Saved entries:
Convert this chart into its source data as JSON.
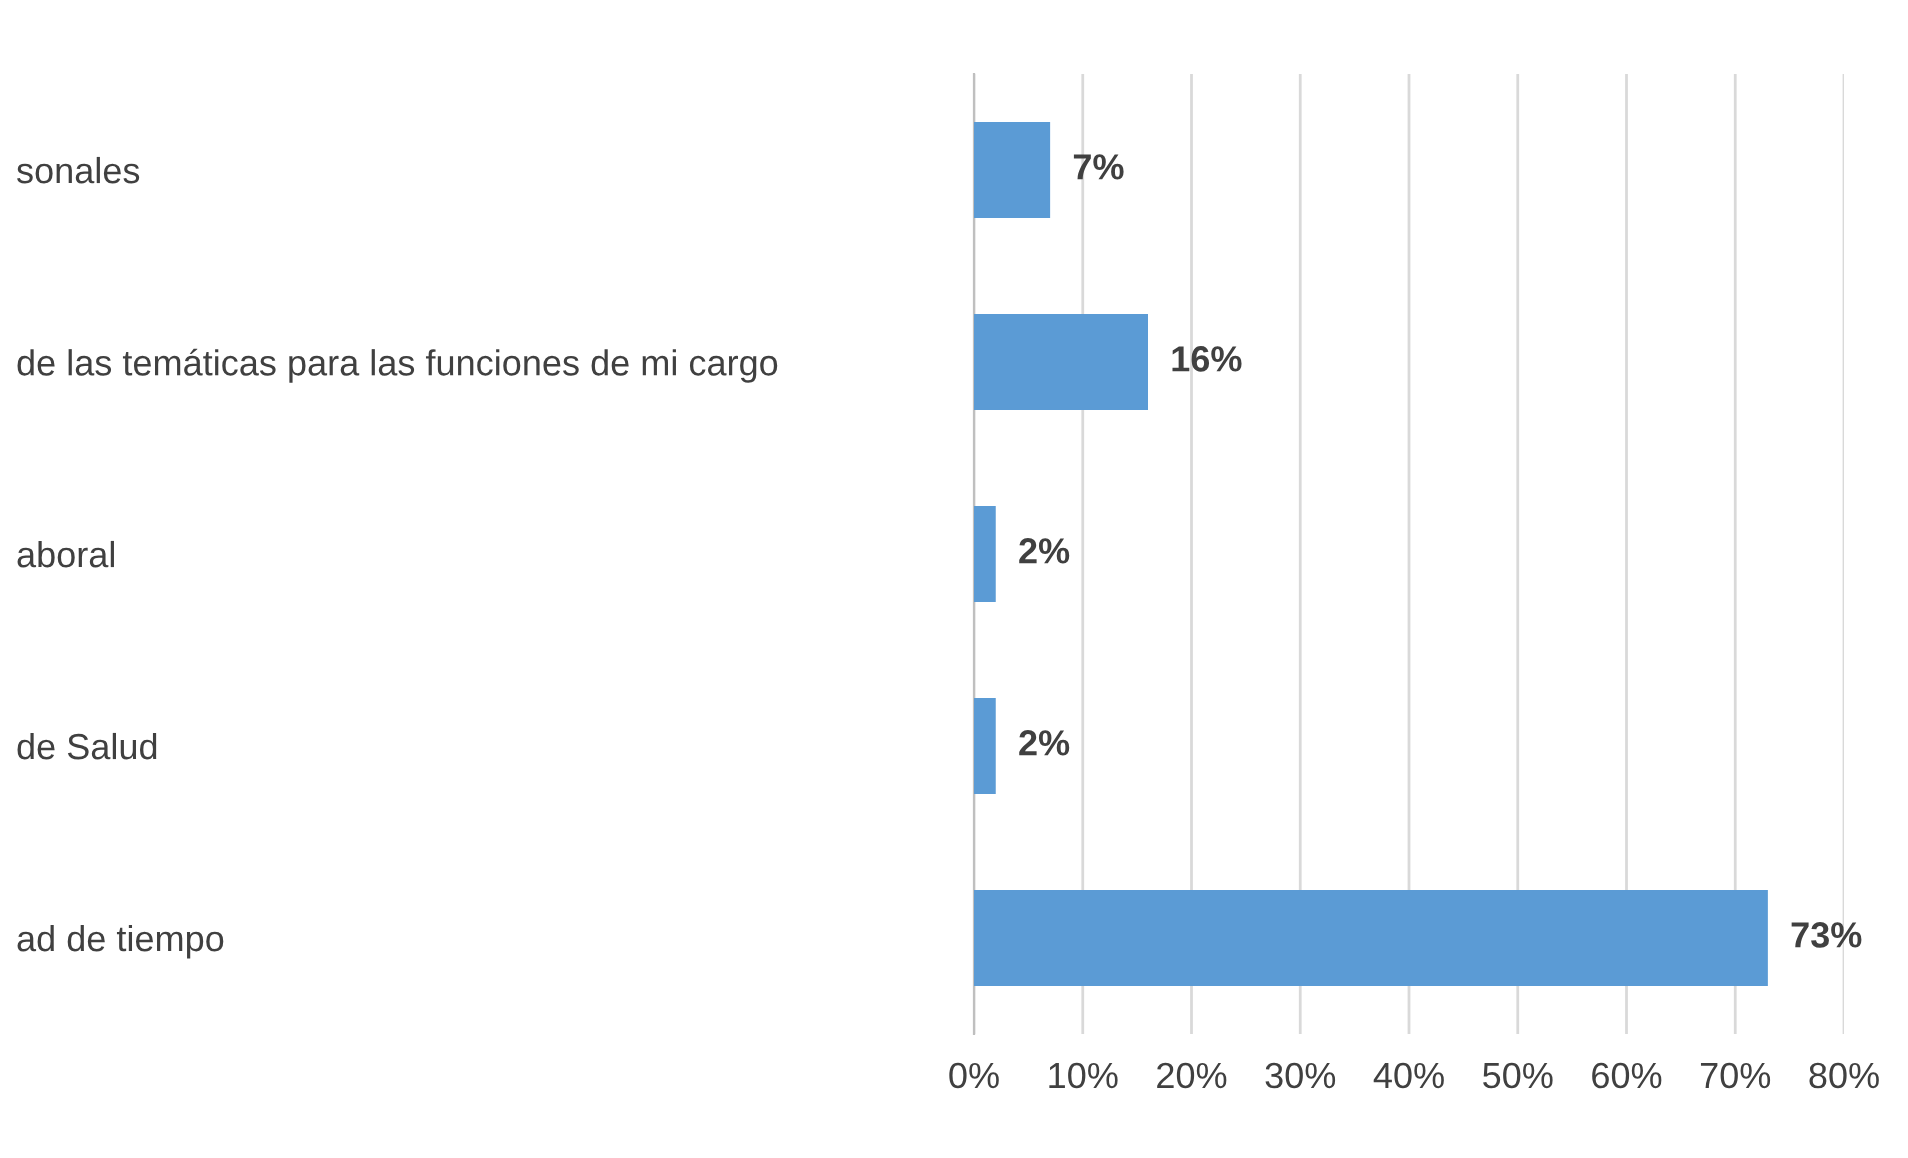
{
  "chart_data": {
    "type": "bar",
    "orientation": "horizontal",
    "categories": [
      "sonales",
      "de las temáticas para las funciones de mi cargo",
      "aboral",
      "de Salud",
      "ad de tiempo"
    ],
    "values": [
      7,
      16,
      2,
      2,
      73
    ],
    "color": "#5b9bd5",
    "value_labels": [
      "7%",
      "16%",
      "2%",
      "2%",
      "73%"
    ],
    "xlim": [
      0,
      80
    ],
    "xticks": [
      {
        "value": 0,
        "label": "0%"
      },
      {
        "value": 10,
        "label": "10%"
      },
      {
        "value": 20,
        "label": "20%"
      },
      {
        "value": 30,
        "label": "30%"
      },
      {
        "value": 40,
        "label": "40%"
      },
      {
        "value": 50,
        "label": "50%"
      },
      {
        "value": 60,
        "label": "60%"
      },
      {
        "value": 70,
        "label": "70%"
      },
      {
        "value": 80,
        "label": "80%"
      }
    ],
    "grid": "x",
    "legend": false
  }
}
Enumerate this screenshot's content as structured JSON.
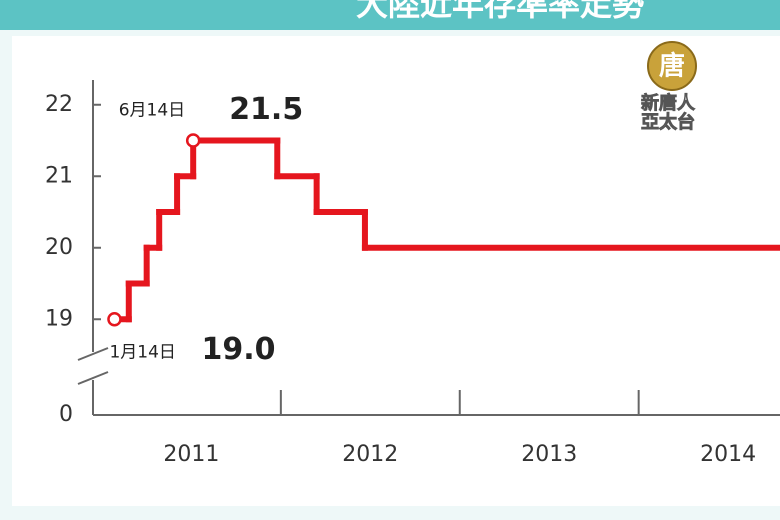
{
  "chart_data": {
    "type": "step",
    "title": "大陸近年存準率走勢",
    "x": [
      2010.57,
      2010.65,
      2010.75,
      2010.82,
      2010.92,
      2011.01,
      2011.48,
      2011.7,
      2011.97,
      2014.29
    ],
    "series": [
      {
        "color": "#e5161e",
        "values": [
          19.0,
          19.5,
          20.0,
          20.5,
          21.0,
          21.5,
          21.0,
          20.5,
          20.0,
          20.0
        ]
      }
    ],
    "xlim": [
      2010.45,
      2014.29
    ],
    "xticks": [
      2011,
      2012,
      2013,
      2014
    ],
    "ylim": [
      0,
      22.3
    ],
    "yticks": [
      0,
      19,
      20,
      21,
      22
    ],
    "axis_break": [
      0,
      18.5
    ],
    "annotations": [
      {
        "text": "6月14日",
        "value": 21.5
      },
      {
        "text": "1月14日",
        "value": 19.0,
        "value_label": "19.0"
      }
    ]
  },
  "logo": {
    "mark": "唐",
    "line1": "新唐人",
    "line2": "亞太台"
  }
}
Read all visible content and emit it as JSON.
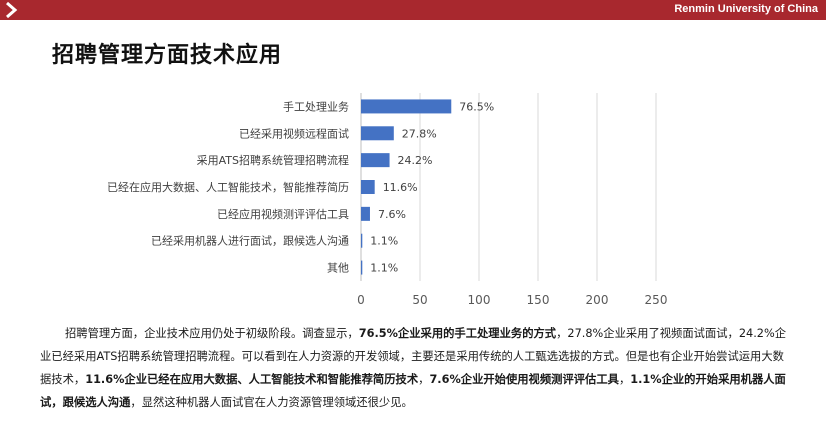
{
  "header": {
    "university": "Renmin University of China"
  },
  "slide": {
    "title": "招聘管理方面技术应用"
  },
  "chart_data": {
    "type": "bar",
    "orientation": "horizontal",
    "categories": [
      "手工处理业务",
      "已经采用视频远程面试",
      "采用ATS招聘系统管理招聘流程",
      "已经在应用大数据、人工智能技术，智能推荐简历",
      "已经应用视频测评评估工具",
      "已经采用机器人进行面试，跟候选人沟通",
      "其他"
    ],
    "values": [
      76.5,
      27.8,
      24.2,
      11.6,
      7.6,
      1.1,
      1.1
    ],
    "data_labels": [
      "76.5%",
      "27.8%",
      "24.2%",
      "11.6%",
      "7.6%",
      "1.1%",
      "1.1%"
    ],
    "xlim": [
      0,
      250
    ],
    "xticks": [
      0,
      50,
      100,
      150,
      200,
      250
    ],
    "grid": true,
    "bar_color": "#4472c4"
  },
  "paragraph": {
    "s1": "招聘管理方面，企业技术应用仍处于初级阶段。调查显示，",
    "b1": "76.5%企业采用的手工处理业务的方式",
    "s2": "，27.8%企业采用了视频面试面试，24.2%企业已经采用ATS招聘系统管理招聘流程。可以看到在人力资源的开发领域，主要还是采用传统的人工甄选选拔的方式。但是也有企业开始尝试运用大数据技术，",
    "b2": "11.6%企业已经在应用大数据、人工智能技术和智能推荐简历技术",
    "s3": "，",
    "b3": "7.6%企业开始使用视频测评评估工具",
    "s4": "，",
    "b4": "1.1%企业的开始采用机器人面试，跟候选人沟通",
    "s5": "，显然这种机器人面试官在人力资源管理领域还很少见。"
  }
}
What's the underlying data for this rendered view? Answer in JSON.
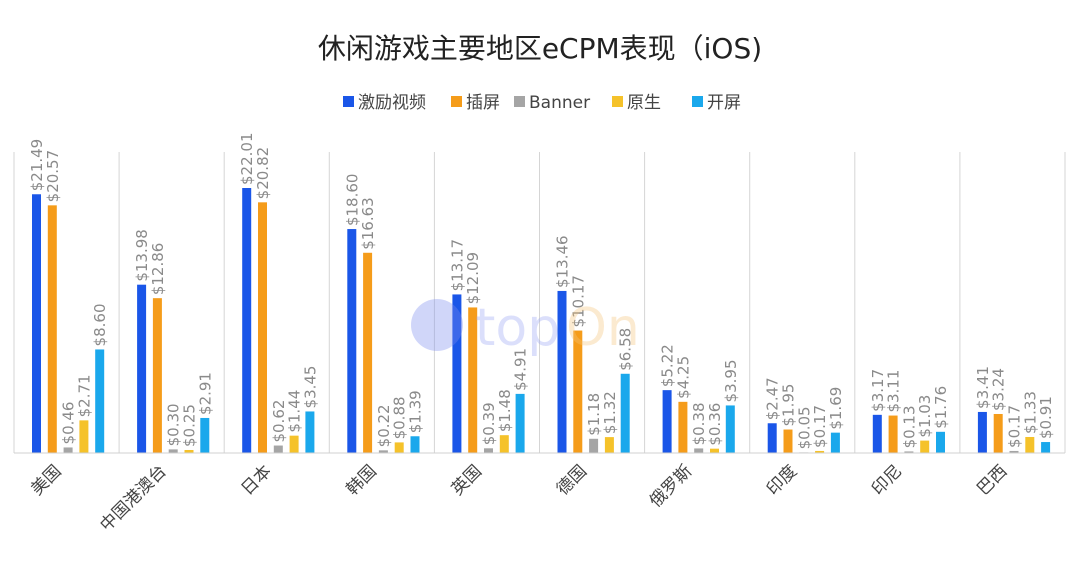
{
  "chart_data": {
    "type": "bar",
    "title": "休闲游戏主要地区eCPM表现（iOS)",
    "xlabel": "",
    "ylabel": "",
    "ylim": [
      0,
      22.5
    ],
    "grid": false,
    "legend_placement": "top-center",
    "categories": [
      "美国",
      "中国港澳台",
      "日本",
      "韩国",
      "英国",
      "德国",
      "俄罗斯",
      "印度",
      "印尼",
      "巴西"
    ],
    "series": [
      {
        "name": "激励视频",
        "color": "#1a56e8",
        "values": [
          21.49,
          13.98,
          22.01,
          18.6,
          13.17,
          13.46,
          5.22,
          2.47,
          3.17,
          3.41
        ]
      },
      {
        "name": "插屏",
        "color": "#f59c1a",
        "values": [
          20.57,
          12.86,
          20.82,
          16.63,
          12.09,
          10.17,
          4.25,
          1.95,
          3.11,
          3.24
        ]
      },
      {
        "name": "Banner",
        "color": "#a5a5a5",
        "values": [
          0.46,
          0.3,
          0.62,
          0.22,
          0.39,
          1.18,
          0.38,
          0.05,
          0.13,
          0.17
        ]
      },
      {
        "name": "原生",
        "color": "#f5c22a",
        "values": [
          2.71,
          0.25,
          1.44,
          0.88,
          1.48,
          1.32,
          0.36,
          0.17,
          1.03,
          1.33
        ]
      },
      {
        "name": "开屏",
        "color": "#1aa8ec",
        "values": [
          8.6,
          2.91,
          3.45,
          1.39,
          4.91,
          6.58,
          3.95,
          1.69,
          1.76,
          0.91
        ]
      }
    ],
    "label_prefix": "$"
  }
}
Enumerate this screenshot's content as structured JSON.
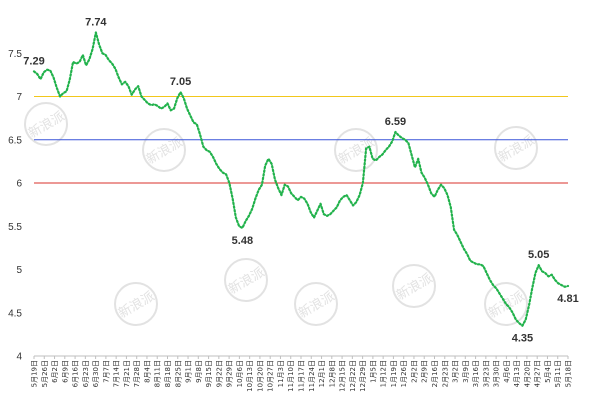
{
  "chart_data": {
    "type": "line",
    "title": "",
    "xlabel": "",
    "ylabel": "",
    "ylim": [
      4,
      8
    ],
    "yticks": [
      "4",
      "4.5",
      "5",
      "5.5",
      "6",
      "6.5",
      "7",
      "7.5"
    ],
    "grid": false,
    "legend": "none",
    "x_tick_labels": [
      "5月19日",
      "5月26日",
      "6月2日",
      "6月9日",
      "6月16日",
      "6月23日",
      "6月30日",
      "7月7日",
      "7月14日",
      "7月21日",
      "7月28日",
      "8月4日",
      "8月11日",
      "8月18日",
      "8月25日",
      "9月1日",
      "9月8日",
      "9月15日",
      "9月22日",
      "9月29日",
      "10月6日",
      "10月13日",
      "10月20日",
      "10月27日",
      "11月3日",
      "11月10日",
      "11月17日",
      "11月24日",
      "12月1日",
      "12月8日",
      "12月15日",
      "12月22日",
      "12月29日",
      "1月5日",
      "1月12日",
      "1月19日",
      "1月26日",
      "2月2日",
      "2月9日",
      "2月16日",
      "2月23日",
      "3月2日",
      "3月9日",
      "3月16日",
      "3月23日",
      "3月30日",
      "4月6日",
      "4月13日",
      "4月20日",
      "4月27日",
      "5月4日",
      "5月11日",
      "5月18日"
    ],
    "series": [
      {
        "color": "#22b24c",
        "style": "dotted",
        "values": [
          7.29,
          7.26,
          7.2,
          7.28,
          7.31,
          7.3,
          7.22,
          7.1,
          7.0,
          7.04,
          7.06,
          7.2,
          7.4,
          7.38,
          7.4,
          7.48,
          7.36,
          7.43,
          7.55,
          7.74,
          7.6,
          7.5,
          7.48,
          7.42,
          7.38,
          7.32,
          7.22,
          7.14,
          7.17,
          7.12,
          7.02,
          7.08,
          7.12,
          7.0,
          6.96,
          6.92,
          6.9,
          6.91,
          6.89,
          6.86,
          6.88,
          6.92,
          6.84,
          6.86,
          6.98,
          7.05,
          6.98,
          6.86,
          6.78,
          6.7,
          6.68,
          6.56,
          6.42,
          6.38,
          6.36,
          6.3,
          6.22,
          6.16,
          6.12,
          6.1,
          6.0,
          5.82,
          5.6,
          5.5,
          5.48,
          5.56,
          5.62,
          5.7,
          5.82,
          5.92,
          5.98,
          6.2,
          6.28,
          6.22,
          6.04,
          5.94,
          5.86,
          5.98,
          5.96,
          5.88,
          5.84,
          5.8,
          5.84,
          5.82,
          5.76,
          5.66,
          5.6,
          5.68,
          5.76,
          5.64,
          5.62,
          5.64,
          5.68,
          5.72,
          5.8,
          5.84,
          5.86,
          5.8,
          5.74,
          5.78,
          5.86,
          6.0,
          6.4,
          6.42,
          6.28,
          6.26,
          6.3,
          6.33,
          6.38,
          6.42,
          6.48,
          6.59,
          6.55,
          6.52,
          6.5,
          6.46,
          6.32,
          6.18,
          6.28,
          6.12,
          6.06,
          5.98,
          5.88,
          5.84,
          5.92,
          5.98,
          5.94,
          5.86,
          5.72,
          5.46,
          5.4,
          5.32,
          5.24,
          5.18,
          5.1,
          5.08,
          5.06,
          5.06,
          5.04,
          4.96,
          4.88,
          4.82,
          4.78,
          4.72,
          4.66,
          4.6,
          4.56,
          4.5,
          4.42,
          4.38,
          4.35,
          4.42,
          4.58,
          4.78,
          4.96,
          5.05,
          4.98,
          4.96,
          4.92,
          4.94,
          4.88,
          4.84,
          4.82,
          4.8,
          4.81
        ]
      }
    ],
    "data_labels": [
      {
        "index": 0,
        "text": "7.29",
        "position": "above"
      },
      {
        "index": 19,
        "text": "7.74",
        "position": "above"
      },
      {
        "index": 45,
        "text": "7.05",
        "position": "above"
      },
      {
        "index": 64,
        "text": "5.48",
        "position": "below"
      },
      {
        "index": 111,
        "text": "6.59",
        "position": "above"
      },
      {
        "index": 150,
        "text": "4.35",
        "position": "below"
      },
      {
        "index": 155,
        "text": "5.05",
        "position": "above"
      },
      {
        "index": 164,
        "text": "4.81",
        "position": "below"
      }
    ],
    "reference_lines": [
      {
        "y": 7.0,
        "color": "#f2c71b"
      },
      {
        "y": 6.5,
        "color": "#3a55d9"
      },
      {
        "y": 6.0,
        "color": "#d9322b"
      }
    ]
  },
  "watermark": {
    "text": "新浪派",
    "color": "#e2e2e2"
  }
}
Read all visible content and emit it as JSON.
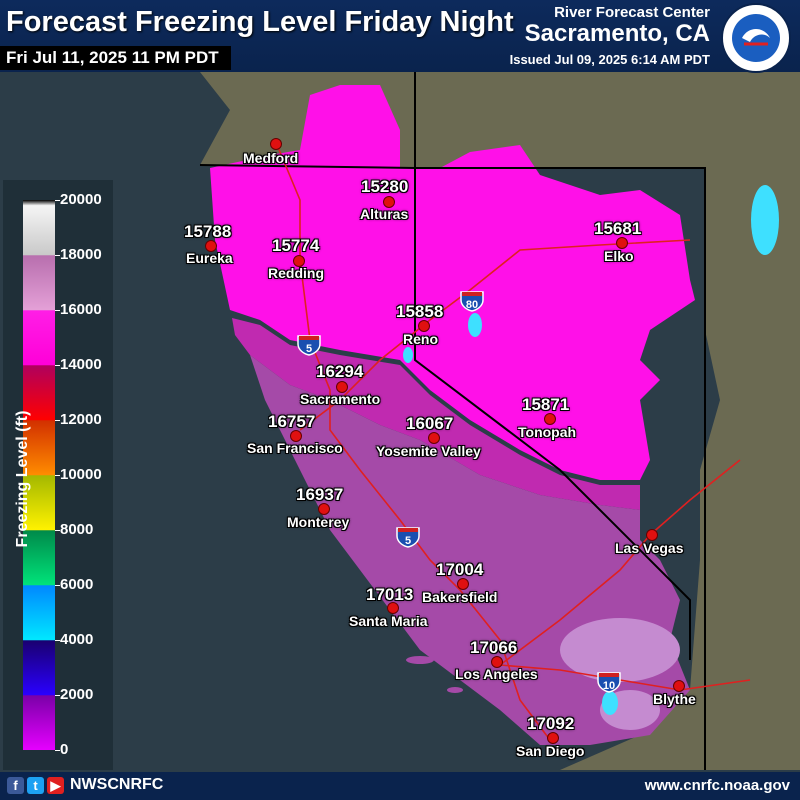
{
  "header": {
    "title": "Forecast Freezing Level Friday Night",
    "valid_time": "Fri Jul 11, 2025 11 PM PDT",
    "agency": "River Forecast Center",
    "office": "Sacramento, CA",
    "issued": "Issued Jul 09, 2025 6:14 AM PDT",
    "logo_text": "NATIONAL WEATHER SERVICE",
    "logo_icon": "nws-logo-icon"
  },
  "legend": {
    "title": "Freezing Level (ft)",
    "ticks": [
      "20000",
      "18000",
      "16000",
      "14000",
      "12000",
      "10000",
      "8000",
      "6000",
      "4000",
      "2000",
      "0"
    ],
    "colors": {
      "18000-20000": "#d9d9d9",
      "16000-18000": "#d88ccb",
      "14000-16000": "#ff10e0",
      "12000-14000": "#e00000",
      "10000-12000": "#e06a00",
      "8000-10000": "#e0e000",
      "6000-8000": "#00b060",
      "4000-6000": "#00b8ff",
      "2000-4000": "#1a10c0",
      "0-2000": "#b000e0"
    }
  },
  "cities": [
    {
      "name": "Medford",
      "value": ""
    },
    {
      "name": "Alturas",
      "value": "15280"
    },
    {
      "name": "Eureka",
      "value": "15788"
    },
    {
      "name": "Redding",
      "value": "15774"
    },
    {
      "name": "Elko",
      "value": "15681"
    },
    {
      "name": "Reno",
      "value": "15858"
    },
    {
      "name": "Sacramento",
      "value": "16294"
    },
    {
      "name": "San Francisco",
      "value": "16757"
    },
    {
      "name": "Yosemite Valley",
      "value": "16067"
    },
    {
      "name": "Tonopah",
      "value": "15871"
    },
    {
      "name": "Monterey",
      "value": "16937"
    },
    {
      "name": "Las Vegas",
      "value": ""
    },
    {
      "name": "Bakersfield",
      "value": "17004"
    },
    {
      "name": "Santa Maria",
      "value": "17013"
    },
    {
      "name": "Los Angeles",
      "value": "17066"
    },
    {
      "name": "Blythe",
      "value": ""
    },
    {
      "name": "San Diego",
      "value": "17092"
    }
  ],
  "highways": [
    "5",
    "80",
    "5",
    "10"
  ],
  "footer": {
    "handle": "NWSCNRFC",
    "website": "www.cnrfc.noaa.gov",
    "social_icons": [
      "facebook-icon",
      "twitter-icon",
      "youtube-icon"
    ]
  }
}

Stated task → Reproduce each line of the entries in which the word "this" is found.

Expected answer →
Convert this chart into its source data as JSON.
Enumerate this screenshot's content as structured JSON.
What's the underlying data for this rendered view? Answer in JSON.
Enumerate this screenshot's content as structured JSON.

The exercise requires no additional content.